[Stored records]
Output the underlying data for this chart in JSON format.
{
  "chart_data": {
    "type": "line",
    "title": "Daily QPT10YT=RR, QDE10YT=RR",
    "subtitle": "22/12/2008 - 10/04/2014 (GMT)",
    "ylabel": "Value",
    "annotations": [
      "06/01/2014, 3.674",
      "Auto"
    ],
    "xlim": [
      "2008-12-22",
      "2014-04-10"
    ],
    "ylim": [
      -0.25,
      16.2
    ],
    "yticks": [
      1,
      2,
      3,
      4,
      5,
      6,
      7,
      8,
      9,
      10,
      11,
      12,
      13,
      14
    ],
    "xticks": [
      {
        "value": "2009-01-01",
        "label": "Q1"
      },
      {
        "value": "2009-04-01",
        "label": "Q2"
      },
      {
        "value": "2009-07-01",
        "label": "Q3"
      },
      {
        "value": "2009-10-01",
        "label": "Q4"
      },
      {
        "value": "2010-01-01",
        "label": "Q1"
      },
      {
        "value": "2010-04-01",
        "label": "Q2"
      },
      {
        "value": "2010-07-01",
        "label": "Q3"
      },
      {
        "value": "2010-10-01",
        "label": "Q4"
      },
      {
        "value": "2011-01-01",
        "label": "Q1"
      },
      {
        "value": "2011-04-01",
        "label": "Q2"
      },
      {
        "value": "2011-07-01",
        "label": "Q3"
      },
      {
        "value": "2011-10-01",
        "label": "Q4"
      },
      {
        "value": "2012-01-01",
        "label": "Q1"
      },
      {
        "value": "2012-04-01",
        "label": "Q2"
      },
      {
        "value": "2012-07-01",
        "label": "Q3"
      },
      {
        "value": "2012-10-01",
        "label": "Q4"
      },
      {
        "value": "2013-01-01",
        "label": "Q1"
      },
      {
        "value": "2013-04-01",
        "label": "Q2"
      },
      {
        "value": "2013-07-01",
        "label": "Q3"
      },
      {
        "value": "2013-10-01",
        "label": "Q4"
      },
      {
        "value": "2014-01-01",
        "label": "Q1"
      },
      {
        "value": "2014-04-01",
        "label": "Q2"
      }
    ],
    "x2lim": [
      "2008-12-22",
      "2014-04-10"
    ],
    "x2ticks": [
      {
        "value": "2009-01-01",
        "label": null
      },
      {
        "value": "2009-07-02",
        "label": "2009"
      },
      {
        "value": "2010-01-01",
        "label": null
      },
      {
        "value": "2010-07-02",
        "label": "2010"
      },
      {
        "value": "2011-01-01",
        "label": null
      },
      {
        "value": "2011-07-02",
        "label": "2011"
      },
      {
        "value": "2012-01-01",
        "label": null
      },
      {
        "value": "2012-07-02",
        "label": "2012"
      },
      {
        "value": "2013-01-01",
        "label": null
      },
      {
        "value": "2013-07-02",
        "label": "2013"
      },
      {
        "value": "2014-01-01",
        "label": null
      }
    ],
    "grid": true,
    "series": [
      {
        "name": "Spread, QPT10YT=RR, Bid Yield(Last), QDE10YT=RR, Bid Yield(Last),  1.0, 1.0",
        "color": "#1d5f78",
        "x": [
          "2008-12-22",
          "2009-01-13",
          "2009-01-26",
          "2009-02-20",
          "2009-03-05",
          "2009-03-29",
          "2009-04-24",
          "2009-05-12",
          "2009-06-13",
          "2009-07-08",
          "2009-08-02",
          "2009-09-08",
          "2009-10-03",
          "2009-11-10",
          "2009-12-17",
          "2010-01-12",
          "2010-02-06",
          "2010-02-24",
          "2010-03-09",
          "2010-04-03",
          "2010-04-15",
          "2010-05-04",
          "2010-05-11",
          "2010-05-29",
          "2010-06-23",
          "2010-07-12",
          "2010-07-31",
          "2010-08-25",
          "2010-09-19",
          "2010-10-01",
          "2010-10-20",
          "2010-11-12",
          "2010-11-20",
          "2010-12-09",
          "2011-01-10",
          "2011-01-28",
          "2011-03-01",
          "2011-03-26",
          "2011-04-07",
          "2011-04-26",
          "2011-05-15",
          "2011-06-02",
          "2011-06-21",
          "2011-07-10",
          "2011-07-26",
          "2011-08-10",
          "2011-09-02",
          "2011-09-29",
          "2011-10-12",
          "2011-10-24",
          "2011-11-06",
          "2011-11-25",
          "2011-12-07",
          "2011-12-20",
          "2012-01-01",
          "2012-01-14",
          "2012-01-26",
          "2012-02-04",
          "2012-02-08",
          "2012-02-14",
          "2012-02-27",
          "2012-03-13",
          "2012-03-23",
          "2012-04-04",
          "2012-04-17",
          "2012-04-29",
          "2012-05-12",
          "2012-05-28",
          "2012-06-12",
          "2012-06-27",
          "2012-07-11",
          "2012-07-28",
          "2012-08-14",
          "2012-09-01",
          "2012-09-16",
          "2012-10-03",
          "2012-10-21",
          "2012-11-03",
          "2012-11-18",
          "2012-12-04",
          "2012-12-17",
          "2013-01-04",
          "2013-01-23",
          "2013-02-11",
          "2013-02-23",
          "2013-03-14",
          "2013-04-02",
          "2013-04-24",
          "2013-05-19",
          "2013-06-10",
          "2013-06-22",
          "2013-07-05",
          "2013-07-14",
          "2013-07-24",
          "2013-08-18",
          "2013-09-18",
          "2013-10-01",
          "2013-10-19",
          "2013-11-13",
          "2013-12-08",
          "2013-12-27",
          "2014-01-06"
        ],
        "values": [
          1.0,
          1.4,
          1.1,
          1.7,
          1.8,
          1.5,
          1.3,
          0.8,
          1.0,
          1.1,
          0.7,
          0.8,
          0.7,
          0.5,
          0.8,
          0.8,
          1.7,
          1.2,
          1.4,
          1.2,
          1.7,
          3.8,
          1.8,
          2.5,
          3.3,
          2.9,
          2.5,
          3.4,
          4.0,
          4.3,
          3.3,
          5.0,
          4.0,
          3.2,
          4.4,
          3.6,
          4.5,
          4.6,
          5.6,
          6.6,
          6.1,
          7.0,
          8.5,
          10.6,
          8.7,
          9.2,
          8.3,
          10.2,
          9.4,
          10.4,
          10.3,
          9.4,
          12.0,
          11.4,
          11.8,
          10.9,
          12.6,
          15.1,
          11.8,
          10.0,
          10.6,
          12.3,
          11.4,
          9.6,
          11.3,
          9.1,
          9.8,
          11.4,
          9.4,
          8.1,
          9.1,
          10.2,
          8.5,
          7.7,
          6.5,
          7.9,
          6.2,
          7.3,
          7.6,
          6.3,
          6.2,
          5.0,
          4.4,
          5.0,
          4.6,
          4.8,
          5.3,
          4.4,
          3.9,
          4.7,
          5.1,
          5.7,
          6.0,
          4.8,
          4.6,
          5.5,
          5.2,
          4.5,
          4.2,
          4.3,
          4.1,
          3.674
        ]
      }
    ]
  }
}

## STATED PROBLEM
Recopy the entries above in their entirety, exactly.

## RESPONSE FOR THIS EXERCISE
Output the underlying data for this chart in JSON format.
{
  "chart_data": {
    "type": "line",
    "title": "Daily QPT10YT=RR, QDE10YT=RR",
    "subtitle": "22/12/2008 - 10/04/2014 (GMT)",
    "ylabel": "Value",
    "annotations": [
      "06/01/2014, 3.674",
      "Auto"
    ],
    "xlim": [
      "2008-12-22",
      "2014-04-10"
    ],
    "ylim": [
      -0.25,
      16.2
    ],
    "yticks": [
      1,
      2,
      3,
      4,
      5,
      6,
      7,
      8,
      9,
      10,
      11,
      12,
      13,
      14
    ],
    "xticks": [
      {
        "value": "2009-01-01",
        "label": "Q1"
      },
      {
        "value": "2009-04-01",
        "label": "Q2"
      },
      {
        "value": "2009-07-01",
        "label": "Q3"
      },
      {
        "value": "2009-10-01",
        "label": "Q4"
      },
      {
        "value": "2010-01-01",
        "label": "Q1"
      },
      {
        "value": "2010-04-01",
        "label": "Q2"
      },
      {
        "value": "2010-07-01",
        "label": "Q3"
      },
      {
        "value": "2010-10-01",
        "label": "Q4"
      },
      {
        "value": "2011-01-01",
        "label": "Q1"
      },
      {
        "value": "2011-04-01",
        "label": "Q2"
      },
      {
        "value": "2011-07-01",
        "label": "Q3"
      },
      {
        "value": "2011-10-01",
        "label": "Q4"
      },
      {
        "value": "2012-01-01",
        "label": "Q1"
      },
      {
        "value": "2012-04-01",
        "label": "Q2"
      },
      {
        "value": "2012-07-01",
        "label": "Q3"
      },
      {
        "value": "2012-10-01",
        "label": "Q4"
      },
      {
        "value": "2013-01-01",
        "label": "Q1"
      },
      {
        "value": "2013-04-01",
        "label": "Q2"
      },
      {
        "value": "2013-07-01",
        "label": "Q3"
      },
      {
        "value": "2013-10-01",
        "label": "Q4"
      },
      {
        "value": "2014-01-01",
        "label": "Q1"
      },
      {
        "value": "2014-04-01",
        "label": "Q2"
      }
    ],
    "x2lim": [
      "2008-12-22",
      "2014-04-10"
    ],
    "x2ticks": [
      {
        "value": "2009-01-01",
        "label": null
      },
      {
        "value": "2009-07-02",
        "label": "2009"
      },
      {
        "value": "2010-01-01",
        "label": null
      },
      {
        "value": "2010-07-02",
        "label": "2010"
      },
      {
        "value": "2011-01-01",
        "label": null
      },
      {
        "value": "2011-07-02",
        "label": "2011"
      },
      {
        "value": "2012-01-01",
        "label": null
      },
      {
        "value": "2012-07-02",
        "label": "2012"
      },
      {
        "value": "2013-01-01",
        "label": null
      },
      {
        "value": "2013-07-02",
        "label": "2013"
      },
      {
        "value": "2014-01-01",
        "label": null
      }
    ],
    "grid": true,
    "series": [
      {
        "name": "Spread, QPT10YT=RR, Bid Yield(Last), QDE10YT=RR, Bid Yield(Last),  1.0, 1.0",
        "color": "#1d5f78",
        "x": [
          "2008-12-22",
          "2009-01-13",
          "2009-01-26",
          "2009-02-20",
          "2009-03-05",
          "2009-03-29",
          "2009-04-24",
          "2009-05-12",
          "2009-06-13",
          "2009-07-08",
          "2009-08-02",
          "2009-09-08",
          "2009-10-03",
          "2009-11-10",
          "2009-12-17",
          "2010-01-12",
          "2010-02-06",
          "2010-02-24",
          "2010-03-09",
          "2010-04-03",
          "2010-04-15",
          "2010-05-04",
          "2010-05-11",
          "2010-05-29",
          "2010-06-23",
          "2010-07-12",
          "2010-07-31",
          "2010-08-25",
          "2010-09-19",
          "2010-10-01",
          "2010-10-20",
          "2010-11-12",
          "2010-11-20",
          "2010-12-09",
          "2011-01-10",
          "2011-01-28",
          "2011-03-01",
          "2011-03-26",
          "2011-04-07",
          "2011-04-26",
          "2011-05-15",
          "2011-06-02",
          "2011-06-21",
          "2011-07-10",
          "2011-07-26",
          "2011-08-10",
          "2011-09-02",
          "2011-09-29",
          "2011-10-12",
          "2011-10-24",
          "2011-11-06",
          "2011-11-25",
          "2011-12-07",
          "2011-12-20",
          "2012-01-01",
          "2012-01-14",
          "2012-01-26",
          "2012-02-04",
          "2012-02-08",
          "2012-02-14",
          "2012-02-27",
          "2012-03-13",
          "2012-03-23",
          "2012-04-04",
          "2012-04-17",
          "2012-04-29",
          "2012-05-12",
          "2012-05-28",
          "2012-06-12",
          "2012-06-27",
          "2012-07-11",
          "2012-07-28",
          "2012-08-14",
          "2012-09-01",
          "2012-09-16",
          "2012-10-03",
          "2012-10-21",
          "2012-11-03",
          "2012-11-18",
          "2012-12-04",
          "2012-12-17",
          "2013-01-04",
          "2013-01-23",
          "2013-02-11",
          "2013-02-23",
          "2013-03-14",
          "2013-04-02",
          "2013-04-24",
          "2013-05-19",
          "2013-06-10",
          "2013-06-22",
          "2013-07-05",
          "2013-07-14",
          "2013-07-24",
          "2013-08-18",
          "2013-09-18",
          "2013-10-01",
          "2013-10-19",
          "2013-11-13",
          "2013-12-08",
          "2013-12-27",
          "2014-01-06"
        ],
        "values": [
          1.0,
          1.4,
          1.1,
          1.7,
          1.8,
          1.5,
          1.3,
          0.8,
          1.0,
          1.1,
          0.7,
          0.8,
          0.7,
          0.5,
          0.8,
          0.8,
          1.7,
          1.2,
          1.4,
          1.2,
          1.7,
          3.8,
          1.8,
          2.5,
          3.3,
          2.9,
          2.5,
          3.4,
          4.0,
          4.3,
          3.3,
          5.0,
          4.0,
          3.2,
          4.4,
          3.6,
          4.5,
          4.6,
          5.6,
          6.6,
          6.1,
          7.0,
          8.5,
          10.6,
          8.7,
          9.2,
          8.3,
          10.2,
          9.4,
          10.4,
          10.3,
          9.4,
          12.0,
          11.4,
          11.8,
          10.9,
          12.6,
          15.1,
          11.8,
          10.0,
          10.6,
          12.3,
          11.4,
          9.6,
          11.3,
          9.1,
          9.8,
          11.4,
          9.4,
          8.1,
          9.1,
          10.2,
          8.5,
          7.7,
          6.5,
          7.9,
          6.2,
          7.3,
          7.6,
          6.3,
          6.2,
          5.0,
          4.4,
          5.0,
          4.6,
          4.8,
          5.3,
          4.4,
          3.9,
          4.7,
          5.1,
          5.7,
          6.0,
          4.8,
          4.6,
          5.5,
          5.2,
          4.5,
          4.2,
          4.3,
          4.1,
          3.674
        ]
      }
    ]
  }
}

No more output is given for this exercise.